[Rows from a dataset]
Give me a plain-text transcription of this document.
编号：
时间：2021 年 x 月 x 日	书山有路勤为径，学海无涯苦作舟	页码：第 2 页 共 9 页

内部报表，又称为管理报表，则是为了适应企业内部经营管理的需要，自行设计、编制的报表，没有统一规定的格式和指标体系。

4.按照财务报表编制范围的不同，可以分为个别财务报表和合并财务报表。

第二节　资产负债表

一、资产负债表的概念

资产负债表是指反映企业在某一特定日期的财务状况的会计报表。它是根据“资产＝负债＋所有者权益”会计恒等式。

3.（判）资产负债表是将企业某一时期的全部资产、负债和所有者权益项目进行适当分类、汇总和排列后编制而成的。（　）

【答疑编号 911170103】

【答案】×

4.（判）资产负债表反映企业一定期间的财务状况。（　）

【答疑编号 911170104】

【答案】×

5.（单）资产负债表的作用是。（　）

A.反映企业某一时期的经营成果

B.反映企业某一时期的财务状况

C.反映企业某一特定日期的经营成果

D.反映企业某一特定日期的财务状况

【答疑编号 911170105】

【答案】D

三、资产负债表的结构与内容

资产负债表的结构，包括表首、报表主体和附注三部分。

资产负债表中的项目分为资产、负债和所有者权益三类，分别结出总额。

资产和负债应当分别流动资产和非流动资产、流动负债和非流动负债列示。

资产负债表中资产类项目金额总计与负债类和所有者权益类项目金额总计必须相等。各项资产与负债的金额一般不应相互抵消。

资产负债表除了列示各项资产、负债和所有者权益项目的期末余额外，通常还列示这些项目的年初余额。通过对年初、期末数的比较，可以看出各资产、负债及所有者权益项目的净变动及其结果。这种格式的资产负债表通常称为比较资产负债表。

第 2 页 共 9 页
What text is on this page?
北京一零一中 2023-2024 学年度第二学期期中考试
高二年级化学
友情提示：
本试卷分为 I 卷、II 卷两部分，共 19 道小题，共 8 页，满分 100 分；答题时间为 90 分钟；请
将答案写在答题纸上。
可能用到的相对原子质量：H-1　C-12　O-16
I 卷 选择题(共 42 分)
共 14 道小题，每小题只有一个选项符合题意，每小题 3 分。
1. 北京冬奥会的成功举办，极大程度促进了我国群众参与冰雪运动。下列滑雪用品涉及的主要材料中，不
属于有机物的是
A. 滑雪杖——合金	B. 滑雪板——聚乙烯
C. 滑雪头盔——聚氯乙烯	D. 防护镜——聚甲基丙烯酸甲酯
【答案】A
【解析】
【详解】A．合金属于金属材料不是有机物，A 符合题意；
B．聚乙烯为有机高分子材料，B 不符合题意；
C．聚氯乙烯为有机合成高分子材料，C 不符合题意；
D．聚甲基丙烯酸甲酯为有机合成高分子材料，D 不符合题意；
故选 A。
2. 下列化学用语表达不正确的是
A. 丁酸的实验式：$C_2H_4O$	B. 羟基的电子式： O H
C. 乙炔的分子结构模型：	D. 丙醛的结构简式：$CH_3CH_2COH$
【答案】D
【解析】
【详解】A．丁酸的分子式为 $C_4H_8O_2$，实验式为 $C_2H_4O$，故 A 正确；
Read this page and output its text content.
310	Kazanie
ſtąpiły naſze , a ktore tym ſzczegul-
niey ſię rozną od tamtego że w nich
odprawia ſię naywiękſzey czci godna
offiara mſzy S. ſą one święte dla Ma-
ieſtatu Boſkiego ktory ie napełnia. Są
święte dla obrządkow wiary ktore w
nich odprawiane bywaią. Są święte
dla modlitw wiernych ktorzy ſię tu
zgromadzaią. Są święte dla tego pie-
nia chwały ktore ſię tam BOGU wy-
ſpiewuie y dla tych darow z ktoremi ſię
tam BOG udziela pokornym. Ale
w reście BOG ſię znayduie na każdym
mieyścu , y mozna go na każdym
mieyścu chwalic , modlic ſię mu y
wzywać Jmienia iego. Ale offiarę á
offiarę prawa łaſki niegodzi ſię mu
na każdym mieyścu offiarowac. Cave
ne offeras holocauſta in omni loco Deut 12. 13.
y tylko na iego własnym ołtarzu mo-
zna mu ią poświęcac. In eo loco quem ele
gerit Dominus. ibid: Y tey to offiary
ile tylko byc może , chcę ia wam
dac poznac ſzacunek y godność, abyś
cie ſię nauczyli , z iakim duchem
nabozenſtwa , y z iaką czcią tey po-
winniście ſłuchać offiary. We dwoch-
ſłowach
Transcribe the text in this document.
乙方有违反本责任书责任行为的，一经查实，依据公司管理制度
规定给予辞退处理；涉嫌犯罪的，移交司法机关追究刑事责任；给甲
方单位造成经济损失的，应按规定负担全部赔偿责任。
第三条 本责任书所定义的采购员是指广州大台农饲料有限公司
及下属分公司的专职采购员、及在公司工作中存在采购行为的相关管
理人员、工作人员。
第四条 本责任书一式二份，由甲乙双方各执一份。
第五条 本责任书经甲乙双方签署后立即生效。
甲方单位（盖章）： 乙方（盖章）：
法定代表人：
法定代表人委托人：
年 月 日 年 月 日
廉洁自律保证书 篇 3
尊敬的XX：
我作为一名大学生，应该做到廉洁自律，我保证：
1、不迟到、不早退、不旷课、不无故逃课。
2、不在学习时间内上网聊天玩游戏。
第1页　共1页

__DESCRIPTION OF THE TASK__: Repeat exactly the lines from the one containing "Read this page and output its text content." through the last line of the records above, both included, and nothing else.

__CORRECT ANSWER__:
Read this page and output its text content.
310	Kazanie
ſtąpiły naſze , a ktore tym ſzczegul-
niey ſię rozną od tamtego że w nich
odprawia ſię naywiękſzey czci godna
offiara mſzy S. ſą one święte dla Ma-
ieſtatu Boſkiego ktory ie napełnia. Są
święte dla obrządkow wiary ktore w
nich odprawiane bywaią. Są święte
dla modlitw wiernych ktorzy ſię tu
zgromadzaią. Są święte dla tego pie-
nia chwały ktore ſię tam BOGU wy-
ſpiewuie y dla tych darow z ktoremi ſię
tam BOG udziela pokornym. Ale
w reście BOG ſię znayduie na każdym
mieyścu , y mozna go na każdym
mieyścu chwalic , modlic ſię mu y
wzywać Jmienia iego. Ale offiarę á
offiarę prawa łaſki niegodzi ſię mu
na każdym mieyścu offiarowac. Cave
ne offeras holocauſta in omni loco Deut 12. 13.
y tylko na iego własnym ołtarzu mo-
zna mu ią poświęcac. In eo loco quem ele
gerit Dominus. ibid: Y tey to offiary
ile tylko byc może , chcę ia wam
dac poznac ſzacunek y godność, abyś
cie ſię nauczyli , z iakim duchem
nabozenſtwa , y z iaką czcią tey po-
winniście ſłuchać offiary. We dwoch-
ſłowach
Transcribe the text in this document.
乙方有违反本责任书责任行为的，一经查实，依据公司管理制度
规定给予辞退处理；涉嫌犯罪的，移交司法机关追究刑事责任；给甲
方单位造成经济损失的，应按规定负担全部赔偿责任。
第三条 本责任书所定义的采购员是指广州大台农饲料有限公司
及下属分公司的专职采购员、及在公司工作中存在采购行为的相关管
理人员、工作人员。
第四条 本责任书一式二份，由甲乙双方各执一份。
第五条 本责任书经甲乙双方签署后立即生效。
甲方单位（盖章）： 乙方（盖章）：
法定代表人：
法定代表人委托人：
年 月 日 年 月 日
廉洁自律保证书 篇 3
尊敬的XX：
我作为一名大学生，应该做到廉洁自律，我保证：
1、不迟到、不早退、不旷课、不无故逃课。
2、不在学习时间内上网聊天玩游戏。
第1页　共1页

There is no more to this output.